-- start --

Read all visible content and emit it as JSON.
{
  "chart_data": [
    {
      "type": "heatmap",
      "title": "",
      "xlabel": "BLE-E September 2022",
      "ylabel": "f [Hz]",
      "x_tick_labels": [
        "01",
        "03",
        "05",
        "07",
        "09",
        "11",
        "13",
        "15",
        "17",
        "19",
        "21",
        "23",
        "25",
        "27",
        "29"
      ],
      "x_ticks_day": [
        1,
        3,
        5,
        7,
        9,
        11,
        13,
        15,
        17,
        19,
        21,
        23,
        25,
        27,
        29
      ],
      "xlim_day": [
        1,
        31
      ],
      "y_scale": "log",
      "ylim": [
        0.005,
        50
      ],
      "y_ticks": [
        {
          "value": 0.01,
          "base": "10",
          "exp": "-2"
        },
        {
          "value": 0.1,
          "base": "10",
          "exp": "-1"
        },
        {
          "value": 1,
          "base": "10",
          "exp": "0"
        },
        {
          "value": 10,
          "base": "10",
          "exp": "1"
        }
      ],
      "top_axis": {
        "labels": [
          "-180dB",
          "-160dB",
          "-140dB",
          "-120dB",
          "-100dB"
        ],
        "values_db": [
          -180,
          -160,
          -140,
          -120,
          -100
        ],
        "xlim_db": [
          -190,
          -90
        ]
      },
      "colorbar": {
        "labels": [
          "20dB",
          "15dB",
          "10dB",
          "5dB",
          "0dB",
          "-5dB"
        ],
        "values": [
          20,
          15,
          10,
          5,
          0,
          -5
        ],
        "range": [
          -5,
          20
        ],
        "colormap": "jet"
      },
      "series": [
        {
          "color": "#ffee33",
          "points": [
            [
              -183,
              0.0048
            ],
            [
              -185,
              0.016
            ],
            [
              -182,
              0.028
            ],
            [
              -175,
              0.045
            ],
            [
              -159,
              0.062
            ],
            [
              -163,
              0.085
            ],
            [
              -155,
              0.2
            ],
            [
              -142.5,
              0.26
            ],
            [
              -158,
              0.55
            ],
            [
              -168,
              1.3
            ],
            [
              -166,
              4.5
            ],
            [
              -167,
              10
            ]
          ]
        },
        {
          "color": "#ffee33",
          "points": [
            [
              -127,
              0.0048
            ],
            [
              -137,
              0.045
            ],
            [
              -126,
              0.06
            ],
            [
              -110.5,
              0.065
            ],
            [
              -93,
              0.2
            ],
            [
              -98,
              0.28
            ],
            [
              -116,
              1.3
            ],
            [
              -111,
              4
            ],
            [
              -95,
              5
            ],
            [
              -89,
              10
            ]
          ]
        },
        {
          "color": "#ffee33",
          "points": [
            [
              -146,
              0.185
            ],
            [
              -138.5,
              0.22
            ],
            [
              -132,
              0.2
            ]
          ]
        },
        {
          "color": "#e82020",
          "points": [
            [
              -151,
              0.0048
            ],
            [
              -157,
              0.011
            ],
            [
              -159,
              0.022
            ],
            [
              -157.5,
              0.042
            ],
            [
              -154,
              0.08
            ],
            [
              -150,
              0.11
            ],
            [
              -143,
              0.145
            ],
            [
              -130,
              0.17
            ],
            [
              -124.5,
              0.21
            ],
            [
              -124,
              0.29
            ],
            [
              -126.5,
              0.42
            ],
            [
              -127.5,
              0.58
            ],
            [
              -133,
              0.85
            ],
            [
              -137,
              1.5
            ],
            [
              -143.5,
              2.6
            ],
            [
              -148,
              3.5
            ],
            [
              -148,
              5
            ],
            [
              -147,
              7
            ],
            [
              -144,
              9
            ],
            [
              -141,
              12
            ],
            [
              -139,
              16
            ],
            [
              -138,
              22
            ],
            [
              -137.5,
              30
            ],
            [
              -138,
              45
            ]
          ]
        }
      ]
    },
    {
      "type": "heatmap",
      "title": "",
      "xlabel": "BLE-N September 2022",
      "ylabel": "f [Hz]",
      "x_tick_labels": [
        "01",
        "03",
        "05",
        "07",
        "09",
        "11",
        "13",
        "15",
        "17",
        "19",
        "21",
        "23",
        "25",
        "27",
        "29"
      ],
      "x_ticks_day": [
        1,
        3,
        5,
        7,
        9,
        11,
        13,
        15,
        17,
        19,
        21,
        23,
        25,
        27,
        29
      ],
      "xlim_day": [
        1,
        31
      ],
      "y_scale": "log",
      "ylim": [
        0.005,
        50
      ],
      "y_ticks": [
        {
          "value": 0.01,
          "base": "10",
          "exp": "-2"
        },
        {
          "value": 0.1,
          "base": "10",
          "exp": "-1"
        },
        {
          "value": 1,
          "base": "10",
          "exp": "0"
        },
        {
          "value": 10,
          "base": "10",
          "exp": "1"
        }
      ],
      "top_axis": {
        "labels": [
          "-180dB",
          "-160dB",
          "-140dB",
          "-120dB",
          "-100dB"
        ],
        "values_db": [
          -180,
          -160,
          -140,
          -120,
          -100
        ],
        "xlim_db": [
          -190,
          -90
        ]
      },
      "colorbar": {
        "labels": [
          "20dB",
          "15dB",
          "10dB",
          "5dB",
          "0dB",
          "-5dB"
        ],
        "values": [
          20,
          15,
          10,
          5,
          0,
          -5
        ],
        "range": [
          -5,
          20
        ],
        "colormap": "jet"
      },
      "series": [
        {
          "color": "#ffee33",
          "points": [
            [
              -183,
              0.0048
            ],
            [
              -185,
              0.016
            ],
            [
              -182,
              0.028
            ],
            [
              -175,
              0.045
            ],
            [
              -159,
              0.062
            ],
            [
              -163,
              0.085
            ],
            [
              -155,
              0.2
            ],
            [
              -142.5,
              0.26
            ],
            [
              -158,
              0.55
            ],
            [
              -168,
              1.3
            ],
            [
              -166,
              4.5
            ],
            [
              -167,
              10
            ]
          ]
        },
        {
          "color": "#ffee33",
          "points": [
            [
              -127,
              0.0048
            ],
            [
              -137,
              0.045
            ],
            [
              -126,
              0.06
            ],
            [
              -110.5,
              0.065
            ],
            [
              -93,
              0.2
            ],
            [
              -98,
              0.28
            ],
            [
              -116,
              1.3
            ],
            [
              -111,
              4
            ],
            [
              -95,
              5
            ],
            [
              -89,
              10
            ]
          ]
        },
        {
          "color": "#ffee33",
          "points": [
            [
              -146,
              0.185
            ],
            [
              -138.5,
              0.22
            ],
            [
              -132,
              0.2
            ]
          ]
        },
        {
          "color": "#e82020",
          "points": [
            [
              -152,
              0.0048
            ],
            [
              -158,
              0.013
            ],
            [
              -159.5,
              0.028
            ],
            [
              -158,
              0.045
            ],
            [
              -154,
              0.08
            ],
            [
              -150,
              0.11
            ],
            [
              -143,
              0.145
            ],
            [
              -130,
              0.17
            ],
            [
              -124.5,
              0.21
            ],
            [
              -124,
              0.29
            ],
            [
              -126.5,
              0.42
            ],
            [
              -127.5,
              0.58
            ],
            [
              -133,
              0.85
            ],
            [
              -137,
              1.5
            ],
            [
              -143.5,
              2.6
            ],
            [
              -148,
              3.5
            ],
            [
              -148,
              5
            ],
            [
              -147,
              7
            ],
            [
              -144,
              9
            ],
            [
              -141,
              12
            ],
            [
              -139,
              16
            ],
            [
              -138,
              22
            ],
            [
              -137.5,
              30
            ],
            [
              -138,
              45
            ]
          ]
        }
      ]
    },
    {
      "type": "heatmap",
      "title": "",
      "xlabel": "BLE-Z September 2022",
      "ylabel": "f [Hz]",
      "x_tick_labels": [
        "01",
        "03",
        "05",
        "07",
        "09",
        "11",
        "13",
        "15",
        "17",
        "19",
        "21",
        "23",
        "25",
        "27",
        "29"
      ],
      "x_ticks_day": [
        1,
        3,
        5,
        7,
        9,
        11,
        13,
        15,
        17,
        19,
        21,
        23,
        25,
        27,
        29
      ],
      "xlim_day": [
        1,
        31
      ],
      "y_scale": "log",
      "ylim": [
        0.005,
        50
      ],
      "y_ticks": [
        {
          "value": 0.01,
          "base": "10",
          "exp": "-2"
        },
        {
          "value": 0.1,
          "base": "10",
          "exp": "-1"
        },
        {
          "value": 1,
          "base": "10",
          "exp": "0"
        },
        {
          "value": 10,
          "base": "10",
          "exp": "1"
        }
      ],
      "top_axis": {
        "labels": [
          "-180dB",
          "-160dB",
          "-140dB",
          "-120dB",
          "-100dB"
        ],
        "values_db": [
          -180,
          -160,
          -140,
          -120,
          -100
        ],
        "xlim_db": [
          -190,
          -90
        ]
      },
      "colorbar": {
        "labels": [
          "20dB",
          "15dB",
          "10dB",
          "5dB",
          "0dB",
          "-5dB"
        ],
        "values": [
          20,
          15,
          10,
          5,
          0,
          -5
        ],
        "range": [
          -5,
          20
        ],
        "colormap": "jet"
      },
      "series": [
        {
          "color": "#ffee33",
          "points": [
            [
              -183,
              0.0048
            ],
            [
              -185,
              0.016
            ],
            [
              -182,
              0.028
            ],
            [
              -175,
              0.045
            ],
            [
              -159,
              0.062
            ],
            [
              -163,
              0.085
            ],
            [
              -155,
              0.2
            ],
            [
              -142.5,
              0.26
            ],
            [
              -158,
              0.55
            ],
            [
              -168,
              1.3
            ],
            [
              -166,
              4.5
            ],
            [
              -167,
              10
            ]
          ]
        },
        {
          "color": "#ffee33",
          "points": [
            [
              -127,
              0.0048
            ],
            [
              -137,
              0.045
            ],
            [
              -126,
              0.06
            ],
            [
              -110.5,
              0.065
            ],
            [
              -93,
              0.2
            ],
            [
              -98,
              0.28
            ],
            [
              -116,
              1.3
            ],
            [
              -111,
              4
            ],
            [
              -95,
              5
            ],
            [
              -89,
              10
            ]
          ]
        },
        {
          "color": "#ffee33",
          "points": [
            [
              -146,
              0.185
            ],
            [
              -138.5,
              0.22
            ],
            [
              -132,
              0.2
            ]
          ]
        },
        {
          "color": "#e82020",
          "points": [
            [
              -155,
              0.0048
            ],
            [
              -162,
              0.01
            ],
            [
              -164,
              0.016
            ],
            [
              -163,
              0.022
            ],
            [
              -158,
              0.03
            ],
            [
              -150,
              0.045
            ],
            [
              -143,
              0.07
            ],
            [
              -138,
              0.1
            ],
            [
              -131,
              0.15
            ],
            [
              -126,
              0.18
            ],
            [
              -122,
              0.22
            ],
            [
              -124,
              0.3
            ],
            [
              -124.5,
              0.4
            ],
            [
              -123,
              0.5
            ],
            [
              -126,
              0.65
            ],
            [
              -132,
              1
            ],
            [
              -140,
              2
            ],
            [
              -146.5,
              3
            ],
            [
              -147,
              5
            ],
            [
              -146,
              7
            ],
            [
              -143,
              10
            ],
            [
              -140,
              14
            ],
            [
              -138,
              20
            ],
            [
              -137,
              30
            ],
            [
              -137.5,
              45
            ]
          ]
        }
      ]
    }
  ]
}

-- end --

Give the number of lines in the entries above that include the string "September". No other output is expected.

Answer for the task:
3